## Information provided
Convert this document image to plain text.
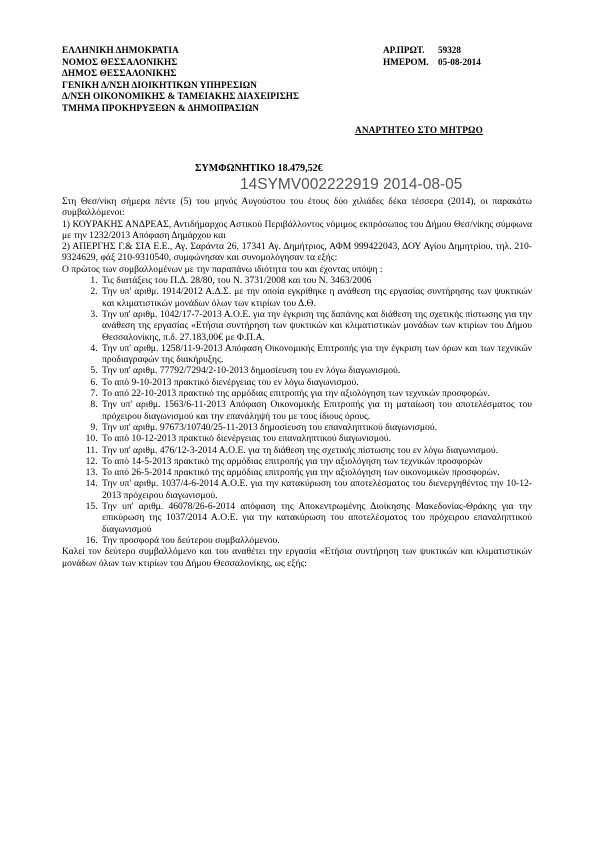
ΕΛΛΗΝΙΚΗ ΔΗΜΟΚΡΑΤΙΑ
ΝΟΜΟΣ ΘΕΣΣΑΛΟΝΙΚΗΣ
ΔΗΜΟΣ ΘΕΣΣΑΛΟΝΙΚΗΣ
ΓΕΝΙΚΗ Δ/ΝΣΗ ΔΙΟΙΚΗΤΙΚΩΝ ΥΠΗΡΕΣΙΩΝ
Δ/ΝΣΗ ΟΙΚΟΝΟΜΙΚΗΣ & ΤΑΜΕΙΑΚΗΣ ΔΙΑΧΕΙΡΙΣΗΣ
ΤΜΗΜΑ ΠΡΟΚΗΡΥΞΕΩΝ & ΔΗΜΟΠΡΑΣΙΩΝ
ΑΡ.ΠΡΩΤ. 59328
ΗΜΕΡΟΜ. 05-08-2014
ΑΝΑΡΤΗΤΕΟ ΣΤΟ ΜΗΤΡΩΟ
ΣΥΜΦΩΝΗΤΙΚΟ 18.479,52€
14SYMV002222919 2014-08-05

Στη Θεσ/νίκη σήμερα πέντε (5) του μηνός Αυγούστου του έτους δύο χιλιάδες δέκα τέσσερα (2014), οι παρακάτω συμβαλλόμενοι:

1) ΚΟΥΡΑΚΗΣ ΑΝΔΡΕΑΣ, Αντιδήμαρχος Αστικού Περιβάλλοντος νόμιμος εκπρόσωπος του Δήμου Θεσ/νίκης σύμφωνα με την 1232/2013 Απόφαση Δημάρχου και

2) ΑΠΕΡΓΗΣ Γ.& ΣΙΑ Ε.Ε., Αγ. Σαράντα 26, 17341 Αγ. Δημήτριος, ΑΦΜ 999422043, ΔΟΥ Αγίου Δημητρίου, τηλ. 210-9324629, φάξ 210-9310540, συμφώνησαν και συνομολόγησαν τα εξής:

Ο πρώτος των συμβαλλομένων με την παραπάνω ιδιότητα του και έχοντας υπόψη :

1. Τις διατάξεις του Π.Δ. 28/80, του Ν. 3731/2008 και του Ν. 3463/2006
2. Την υπ' αριθμ. 1914/2012 Α.Δ.Σ. με την οποία εγκρίθηκε η ανάθεση της εργασίας συντήρησης των ψυκτικών και κλιματιστικών μονάδων όλων των κτιρίων του Δ.Θ.
3. Την υπ' αριθμ. 1042/17-7-2013 Α.Ο.Ε. για την έγκριση της δαπάνης και διάθεση της σχετικής πίστωσης για την ανάθεση της εργασίας «Ετήσια συντήρηση των ψυκτικών και κλιματιστικών μονάδων των κτιρίων του Δήμου Θεσσαλονίκης, π.δ. 27.183,00€ με Φ.Π.Α.
4. Την υπ' αριθμ. 1258/11-9-2013 Απόφαση Οικονομικής Επιτροπής για την έγκριση των όρων και των τεχνικών προδιαγραφών της διακήρυξης.
5. Την υπ' αριθμ. 77792/7294/2-10-2013 δημοσίευση του εν λόγω διαγωνισμού.
6. Το από 9-10-2013 πρακτικό διενέργειας του εν λόγω διαγωνισμού.
7. Το από 22-10-2013 πρακτικό της αρμόδιας επιτροπής για την αξιολόγηση των τεχνικών προσφορών.
8. Την υπ' αριθμ. 1563/6-11-2013 Απόφαση Οικονομικής Επιτροπής για τη ματαίωση του αποτελέσματος του πρόχειρου διαγωνισμού και την επανάληψή του με τους ίδιους όρους.
9. Την υπ' αριθμ. 97673/10740/25-11-2013 δημοσίευση του επαναληπτικού διαγωνισμού.
10. Το από 10-12-2013 πρακτικό διενέργειας του επαναληπτικού διαγωνισμού.
11. Την υπ' αριθμ. 476/12-3-2014 Α.Ο.Ε. για τη διάθεση της σχετικής πίστωσης του εν λόγω διαγωνισμού.
12. Το από 14-5-2013 πρακτικό της αρμόδιας επιτροπής για την αξιολόγηση των τεχνικών προσφορών
13. Το από 26-5-2014 πρακτικό της αρμόδιας επιτροπής για την αξιολόγηση των οικονομικών προσφορών.
14. Την υπ' αριθμ. 1037/4-6-2014 Α.Ο.Ε. για την κατακύρωση του αποτελέσματος του διενεργηθέντος την 10-12-2013 πρόχειρου διαγωνισμού.
15. Την υπ' αριθμ. 46078/26-6-2014 απόφαση της Αποκεντρωμένης Διοίκησης Μακεδονίας-Θράκης για την επικύρωση της 1037/2014 Α.Ο.Ε. για την κατακύρωση του αποτελέσματος του πρόχειρου επαναληπτικού διαγωνισμού
16. Την προσφορά του δεύτερου συμβαλλόμενου.

Καλεί τον δεύτερο συμβαλλόμενο και του αναθέτει την εργασία «Ετήσια συντήρηση των ψυκτικών και κλιματιστικών μονάδων όλων των κτιρίων του Δήμου Θεσσαλονίκης, ως εξής:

## Challenge
Pictures don't belong in the copy. Transcribe every record exactly as it appears.

## Exercise output
Convert this document image to plain text.
ΕΛΛΗΝΙΚΗ ΔΗΜΟΚΡΑΤΙΑ
ΝΟΜΟΣ ΘΕΣΣΑΛΟΝΙΚΗΣ
ΔΗΜΟΣ ΘΕΣΣΑΛΟΝΙΚΗΣ
ΓΕΝΙΚΗ Δ/ΝΣΗ ΔΙΟΙΚΗΤΙΚΩΝ ΥΠΗΡΕΣΙΩΝ
Δ/ΝΣΗ ΟΙΚΟΝΟΜΙΚΗΣ & ΤΑΜΕΙΑΚΗΣ ΔΙΑΧΕΙΡΙΣΗΣ
ΤΜΗΜΑ ΠΡΟΚΗΡΥΞΕΩΝ & ΔΗΜΟΠΡΑΣΙΩΝ
ΑΡ.ΠΡΩΤ. 59328
ΗΜΕΡΟΜ. 05-08-2014
ΑΝΑΡΤΗΤΕΟ ΣΤΟ ΜΗΤΡΩΟ
ΣΥΜΦΩΝΗΤΙΚΟ 18.479,52€
14SYMV002222919 2014-08-05

Στη Θεσ/νίκη σήμερα πέντε (5) του μηνός Αυγούστου του έτους δύο χιλιάδες δέκα τέσσερα (2014), οι παρακάτω συμβαλλόμενοι:

1) ΚΟΥΡΑΚΗΣ ΑΝΔΡΕΑΣ, Αντιδήμαρχος Αστικού Περιβάλλοντος νόμιμος εκπρόσωπος του Δήμου Θεσ/νίκης σύμφωνα με την 1232/2013 Απόφαση Δημάρχου και

2) ΑΠΕΡΓΗΣ Γ.& ΣΙΑ Ε.Ε., Αγ. Σαράντα 26, 17341 Αγ. Δημήτριος, ΑΦΜ 999422043, ΔΟΥ Αγίου Δημητρίου, τηλ. 210-9324629, φάξ 210-9310540, συμφώνησαν και συνομολόγησαν τα εξής:

Ο πρώτος των συμβαλλομένων με την παραπάνω ιδιότητα του και έχοντας υπόψη :

1. Τις διατάξεις του Π.Δ. 28/80, του Ν. 3731/2008 και του Ν. 3463/2006
2. Την υπ' αριθμ. 1914/2012 Α.Δ.Σ. με την οποία εγκρίθηκε η ανάθεση της εργασίας συντήρησης των ψυκτικών και κλιματιστικών μονάδων όλων των κτιρίων του Δ.Θ.
3. Την υπ' αριθμ. 1042/17-7-2013 Α.Ο.Ε. για την έγκριση της δαπάνης και διάθεση της σχετικής πίστωσης για την ανάθεση της εργασίας «Ετήσια συντήρηση των ψυκτικών και κλιματιστικών μονάδων των κτιρίων του Δήμου Θεσσαλονίκης, π.δ. 27.183,00€ με Φ.Π.Α.
4. Την υπ' αριθμ. 1258/11-9-2013 Απόφαση Οικονομικής Επιτροπής για την έγκριση των όρων και των τεχνικών προδιαγραφών της διακήρυξης.
5. Την υπ' αριθμ. 77792/7294/2-10-2013 δημοσίευση του εν λόγω διαγωνισμού.
6. Το από 9-10-2013 πρακτικό διενέργειας του εν λόγω διαγωνισμού.
7. Το από 22-10-2013 πρακτικό της αρμόδιας επιτροπής για την αξιολόγηση των τεχνικών προσφορών.
8. Την υπ' αριθμ. 1563/6-11-2013 Απόφαση Οικονομικής Επιτροπής για τη ματαίωση του αποτελέσματος του πρόχειρου διαγωνισμού και την επανάληψή του με τους ίδιους όρους.
9. Την υπ' αριθμ. 97673/10740/25-11-2013 δημοσίευση του επαναληπτικού διαγωνισμού.
10. Το από 10-12-2013 πρακτικό διενέργειας του επαναληπτικού διαγωνισμού.
11. Την υπ' αριθμ. 476/12-3-2014 Α.Ο.Ε. για τη διάθεση της σχετικής πίστωσης του εν λόγω διαγωνισμού.
12. Το από 14-5-2013 πρακτικό της αρμόδιας επιτροπής για την αξιολόγηση των τεχνικών προσφορών
13. Το από 26-5-2014 πρακτικό της αρμόδιας επιτροπής για την αξιολόγηση των οικονομικών προσφορών.
14. Την υπ' αριθμ. 1037/4-6-2014 Α.Ο.Ε. για την κατακύρωση του αποτελέσματος του διενεργηθέντος την 10-12-2013 πρόχειρου διαγωνισμού.
15. Την υπ' αριθμ. 46078/26-6-2014 απόφαση της Αποκεντρωμένης Διοίκησης Μακεδονίας-Θράκης για την επικύρωση της 1037/2014 Α.Ο.Ε. για την κατακύρωση του αποτελέσματος του πρόχειρου επαναληπτικού διαγωνισμού
16. Την προσφορά του δεύτερου συμβαλλόμενου.

Καλεί τον δεύτερο συμβαλλόμενο και του αναθέτει την εργασία «Ετήσια συντήρηση των ψυκτικών και κλιματιστικών μονάδων όλων των κτιρίων του Δήμου Θεσσαλονίκης, ως εξής:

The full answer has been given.